WRITTEN INSTRUCTION: Return each entry exactly, omitting nothing.

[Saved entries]
• • •

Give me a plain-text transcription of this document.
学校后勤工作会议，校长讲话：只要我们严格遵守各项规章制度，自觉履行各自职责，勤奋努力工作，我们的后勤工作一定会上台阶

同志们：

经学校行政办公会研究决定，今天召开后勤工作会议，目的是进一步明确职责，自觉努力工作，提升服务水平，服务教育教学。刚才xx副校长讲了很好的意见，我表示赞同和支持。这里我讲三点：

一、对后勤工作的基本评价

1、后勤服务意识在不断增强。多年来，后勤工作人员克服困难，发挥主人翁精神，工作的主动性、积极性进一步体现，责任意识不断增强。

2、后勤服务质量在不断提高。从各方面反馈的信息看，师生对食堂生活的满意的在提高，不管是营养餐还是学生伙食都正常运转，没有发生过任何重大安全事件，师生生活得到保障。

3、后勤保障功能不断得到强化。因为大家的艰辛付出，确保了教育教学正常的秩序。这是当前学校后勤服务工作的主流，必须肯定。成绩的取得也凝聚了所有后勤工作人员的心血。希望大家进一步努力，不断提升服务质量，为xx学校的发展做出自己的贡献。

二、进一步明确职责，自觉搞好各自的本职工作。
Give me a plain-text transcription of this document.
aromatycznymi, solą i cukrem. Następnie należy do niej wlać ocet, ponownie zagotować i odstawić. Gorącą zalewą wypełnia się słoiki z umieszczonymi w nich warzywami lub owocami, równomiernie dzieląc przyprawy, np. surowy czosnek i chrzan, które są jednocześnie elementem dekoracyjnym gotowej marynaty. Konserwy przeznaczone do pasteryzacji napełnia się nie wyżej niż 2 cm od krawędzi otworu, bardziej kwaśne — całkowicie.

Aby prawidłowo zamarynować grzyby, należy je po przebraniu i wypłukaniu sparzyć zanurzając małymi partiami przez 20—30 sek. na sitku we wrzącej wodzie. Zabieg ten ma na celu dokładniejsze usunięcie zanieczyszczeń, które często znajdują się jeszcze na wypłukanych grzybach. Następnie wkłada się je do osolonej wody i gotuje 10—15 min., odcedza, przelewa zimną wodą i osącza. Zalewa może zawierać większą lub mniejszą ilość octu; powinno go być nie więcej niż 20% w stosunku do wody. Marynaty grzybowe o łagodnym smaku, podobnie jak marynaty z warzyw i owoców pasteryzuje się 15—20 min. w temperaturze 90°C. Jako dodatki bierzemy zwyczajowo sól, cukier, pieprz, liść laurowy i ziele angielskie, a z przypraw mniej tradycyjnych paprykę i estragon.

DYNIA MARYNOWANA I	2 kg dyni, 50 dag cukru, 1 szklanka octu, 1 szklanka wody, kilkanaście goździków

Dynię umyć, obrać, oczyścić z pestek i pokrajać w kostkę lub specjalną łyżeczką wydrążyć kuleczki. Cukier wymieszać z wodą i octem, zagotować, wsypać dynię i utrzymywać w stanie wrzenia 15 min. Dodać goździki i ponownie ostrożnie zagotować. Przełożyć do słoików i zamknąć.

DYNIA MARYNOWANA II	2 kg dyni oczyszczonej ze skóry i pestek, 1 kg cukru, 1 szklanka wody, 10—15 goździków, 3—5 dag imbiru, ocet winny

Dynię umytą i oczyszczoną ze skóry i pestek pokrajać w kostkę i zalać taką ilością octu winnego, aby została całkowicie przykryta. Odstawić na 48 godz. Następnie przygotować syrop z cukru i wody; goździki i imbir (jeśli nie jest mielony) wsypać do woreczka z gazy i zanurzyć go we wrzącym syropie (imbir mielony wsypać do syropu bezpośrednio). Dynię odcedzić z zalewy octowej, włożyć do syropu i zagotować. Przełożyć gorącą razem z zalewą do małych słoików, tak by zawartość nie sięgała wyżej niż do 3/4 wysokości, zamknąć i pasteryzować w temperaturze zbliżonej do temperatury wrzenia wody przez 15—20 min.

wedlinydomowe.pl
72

• • •

THE COMPLETED TASK:
Give me a plain-text transcription of this document.
学校后勤工作会议，校长讲话：只要我们严格遵守各项规章制度，自觉履行各自职责，勤奋努力工作，我们的后勤工作一定会上台阶

同志们：

经学校行政办公会研究决定，今天召开后勤工作会议，目的是进一步明确职责，自觉努力工作，提升服务水平，服务教育教学。刚才xx副校长讲了很好的意见，我表示赞同和支持。这里我讲三点：

一、对后勤工作的基本评价

1、后勤服务意识在不断增强。多年来，后勤工作人员克服困难，发挥主人翁精神，工作的主动性、积极性进一步体现，责任意识不断增强。

2、后勤服务质量在不断提高。从各方面反馈的信息看，师生对食堂生活的满意的在提高，不管是营养餐还是学生伙食都正常运转，没有发生过任何重大安全事件，师生生活得到保障。

3、后勤保障功能不断得到强化。因为大家的艰辛付出，确保了教育教学正常的秩序。这是当前学校后勤服务工作的主流，必须肯定。成绩的取得也凝聚了所有后勤工作人员的心血。希望大家进一步努力，不断提升服务质量，为xx学校的发展做出自己的贡献。

二、进一步明确职责，自觉搞好各自的本职工作。
Give me a plain-text transcription of this document.
aromatycznymi, solą i cukrem. Następnie należy do niej wlać ocet, ponownie zagotować i odstawić. Gorącą zalewą wypełnia się słoiki z umieszczonymi w nich warzywami lub owocami, równomiernie dzieląc przyprawy, np. surowy czosnek i chrzan, które są jednocześnie elementem dekoracyjnym gotowej marynaty. Konserwy przeznaczone do pasteryzacji napełnia się nie wyżej niż 2 cm od krawędzi otworu, bardziej kwaśne — całkowicie.

Aby prawidłowo zamarynować grzyby, należy je po przebraniu i wypłukaniu sparzyć zanurzając małymi partiami przez 20—30 sek. na sitku we wrzącej wodzie. Zabieg ten ma na celu dokładniejsze usunięcie zanieczyszczeń, które często znajdują się jeszcze na wypłukanych grzybach. Następnie wkłada się je do osolonej wody i gotuje 10—15 min., odcedza, przelewa zimną wodą i osącza. Zalewa może zawierać większą lub mniejszą ilość octu; powinno go być nie więcej niż 20% w stosunku do wody. Marynaty grzybowe o łagodnym smaku, podobnie jak marynaty z warzyw i owoców pasteryzuje się 15—20 min. w temperaturze 90°C. Jako dodatki bierzemy zwyczajowo sól, cukier, pieprz, liść laurowy i ziele angielskie, a z przypraw mniej tradycyjnych paprykę i estragon.

DYNIA MARYNOWANA I	2 kg dyni, 50 dag cukru, 1 szklanka octu, 1 szklanka wody, kilkanaście goździków

Dynię umyć, obrać, oczyścić z pestek i pokrajać w kostkę lub specjalną łyżeczką wydrążyć kuleczki. Cukier wymieszać z wodą i octem, zagotować, wsypać dynię i utrzymywać w stanie wrzenia 15 min. Dodać goździki i ponownie ostrożnie zagotować. Przełożyć do słoików i zamknąć.

DYNIA MARYNOWANA II	2 kg dyni oczyszczonej ze skóry i pestek, 1 kg cukru, 1 szklanka wody, 10—15 goździków, 3—5 dag imbiru, ocet winny

Dynię umytą i oczyszczoną ze skóry i pestek pokrajać w kostkę i zalać taką ilością octu winnego, aby została całkowicie przykryta. Odstawić na 48 godz. Następnie przygotować syrop z cukru i wody; goździki i imbir (jeśli nie jest mielony) wsypać do woreczka z gazy i zanurzyć go we wrzącym syropie (imbir mielony wsypać do syropu bezpośrednio). Dynię odcedzić z zalewy octowej, włożyć do syropu i zagotować. Przełożyć gorącą razem z zalewą do małych słoików, tak by zawartość nie sięgała wyżej niż do 3/4 wysokości, zamknąć i pasteryzować w temperaturze zbliżonej do temperatury wrzenia wody przez 15—20 min.

wedlinydomowe.pl
72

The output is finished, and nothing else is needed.